◆ **Problem description**
Copy the lines below as they are; omit the images they contain.

Extracted records
○ ○ ○

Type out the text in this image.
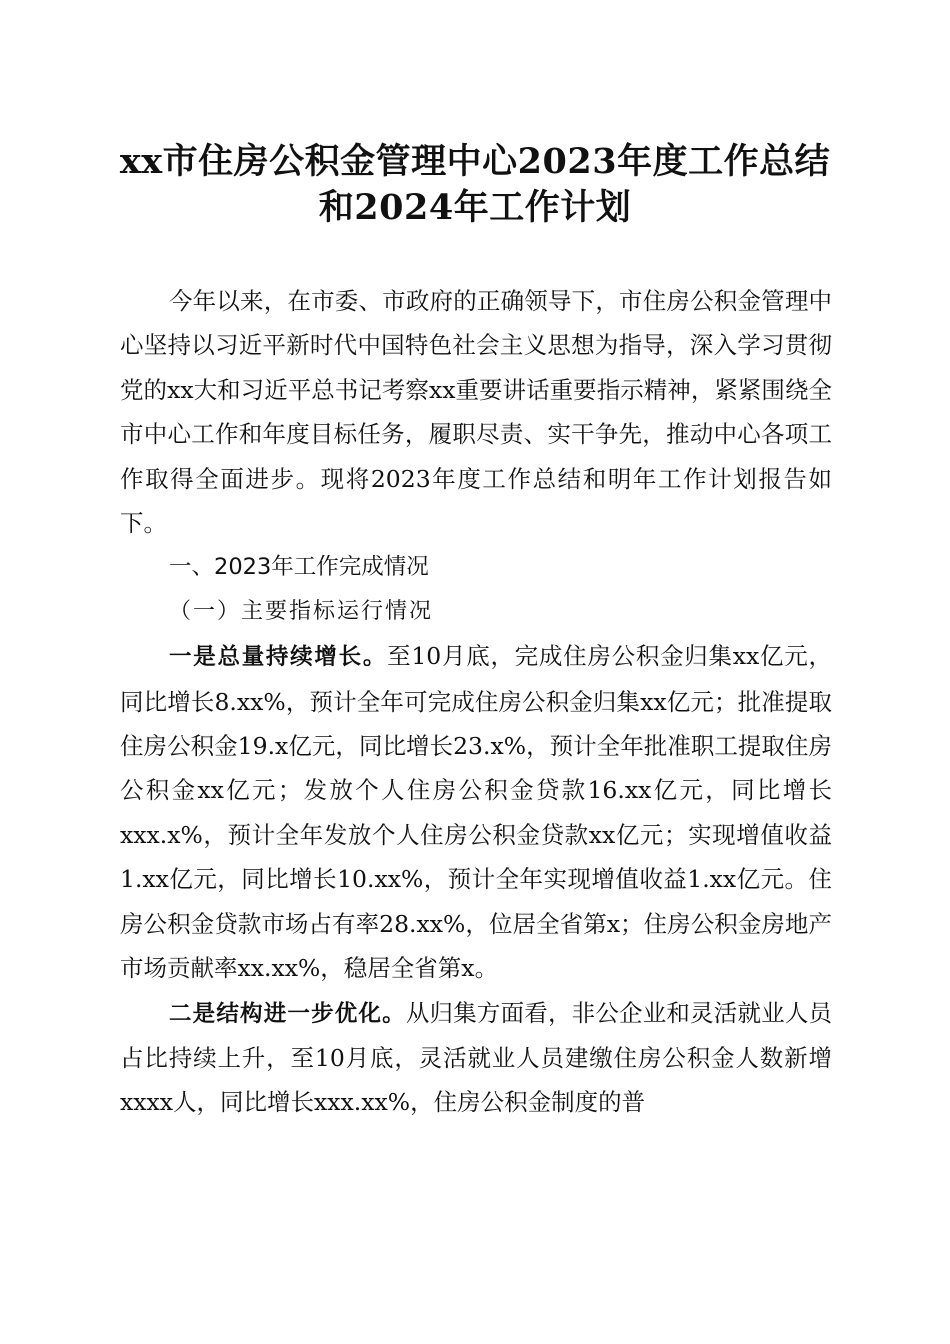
xx市住房公积金管理中心2023年度工作总结
和2024年工作计划

今年以来，在市委、市政府的正确领导下，市住房公积金管理中心坚持以习近平新时代中国特色社会主义思想为指导，深入学习贯彻党的xx大和习近平总书记考察xx重要讲话重要指示精神，紧紧围绕全市中心工作和年度目标任务，履职尽责、实干争先，推动中心各项工作取得全面进步。现将2023年度工作总结和明年工作计划报告如下。

一、2023年工作完成情况

（一）主要指标运行情况

一是总量持续增长。至10月底，完成住房公积金归集xx亿元，同比增长8.xx%，预计全年可完成住房公积金归集xx亿元；批准提取住房公积金19.x亿元，同比增长23.x%，预计全年批准职工提取住房公积金xx亿元；发放个人住房公积金贷款16.xx亿元，同比增长xxx.x%，预计全年发放个人住房公积金贷款xx亿元；实现增值收益1.xx亿元，同比增长10.xx%，预计全年实现增值收益1.xx亿元。住房公积金贷款市场占有率28.xx%，位居全省第x；住房公积金房地产市场贡献率xx.xx%，稳居全省第x。

二是结构进一步优化。从归集方面看，非公企业和灵活就业人员占比持续上升，至10月底，灵活就业人员建缴住房公积金人数新增xxxx人，同比增长xxx.xx%，住房公积金制度的普
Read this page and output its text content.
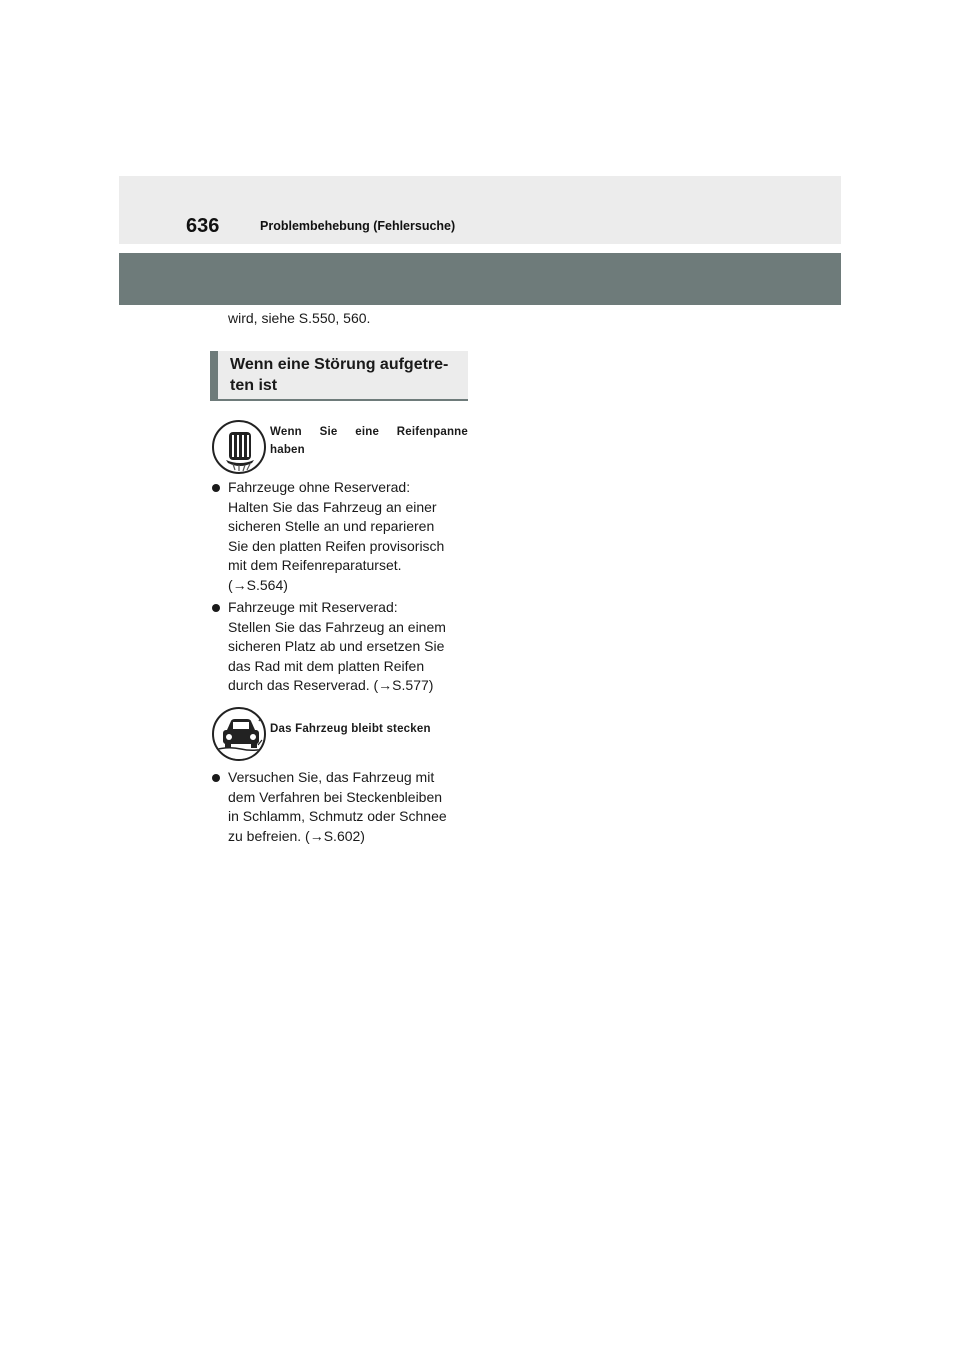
636	Problembehebung (Fehlersuche)
wird, siehe S.550, 560.
Wenn eine Störung aufgetre-
ten ist
Wenn Sie eine Reifenpanne
haben
Fahrzeuge ohne Reserverad:
Halten Sie das Fahrzeug an einer
sicheren Stelle an und reparieren
Sie den platten Reifen provisorisch
mit dem Reifenreparaturset.
(→S.564)
Fahrzeuge mit Reserverad:
Stellen Sie das Fahrzeug an einem
sicheren Platz ab und ersetzen Sie
das Rad mit dem platten Reifen
durch das Reserverad. (→S.577)
Das Fahrzeug bleibt stecken
Versuchen Sie, das Fahrzeug mit
dem Verfahren bei Steckenbleiben
in Schlamm, Schmutz oder Schnee
zu befreien. (→S.602)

○ ○ ○

◆ **Written reply**
Type out the text in this image.
xx市住房公积金管理中心2023年度工作总结
和2024年工作计划

今年以来，在市委、市政府的正确领导下，市住房公积金管理中心坚持以习近平新时代中国特色社会主义思想为指导，深入学习贯彻党的xx大和习近平总书记考察xx重要讲话重要指示精神，紧紧围绕全市中心工作和年度目标任务，履职尽责、实干争先，推动中心各项工作取得全面进步。现将2023年度工作总结和明年工作计划报告如下。

一、2023年工作完成情况

（一）主要指标运行情况

一是总量持续增长。至10月底，完成住房公积金归集xx亿元，同比增长8.xx%，预计全年可完成住房公积金归集xx亿元；批准提取住房公积金19.x亿元，同比增长23.x%，预计全年批准职工提取住房公积金xx亿元；发放个人住房公积金贷款16.xx亿元，同比增长xxx.x%，预计全年发放个人住房公积金贷款xx亿元；实现增值收益1.xx亿元，同比增长10.xx%，预计全年实现增值收益1.xx亿元。住房公积金贷款市场占有率28.xx%，位居全省第x；住房公积金房地产市场贡献率xx.xx%，稳居全省第x。

二是结构进一步优化。从归集方面看，非公企业和灵活就业人员占比持续上升，至10月底，灵活就业人员建缴住房公积金人数新增xxxx人，同比增长xxx.xx%，住房公积金制度的普
Read this page and output its text content.
636	Problembehebung (Fehlersuche)
wird, siehe S.550, 560.
Wenn eine Störung aufgetre-
ten ist
Wenn Sie eine Reifenpanne
haben
Fahrzeuge ohne Reserverad:
Halten Sie das Fahrzeug an einer
sicheren Stelle an und reparieren
Sie den platten Reifen provisorisch
mit dem Reifenreparaturset.
(→S.564)
Fahrzeuge mit Reserverad:
Stellen Sie das Fahrzeug an einem
sicheren Platz ab und ersetzen Sie
das Rad mit dem platten Reifen
durch das Reserverad. (→S.577)
Das Fahrzeug bleibt stecken
Versuchen Sie, das Fahrzeug mit
dem Verfahren bei Steckenbleiben
in Schlamm, Schmutz oder Schnee
zu befreien. (→S.602)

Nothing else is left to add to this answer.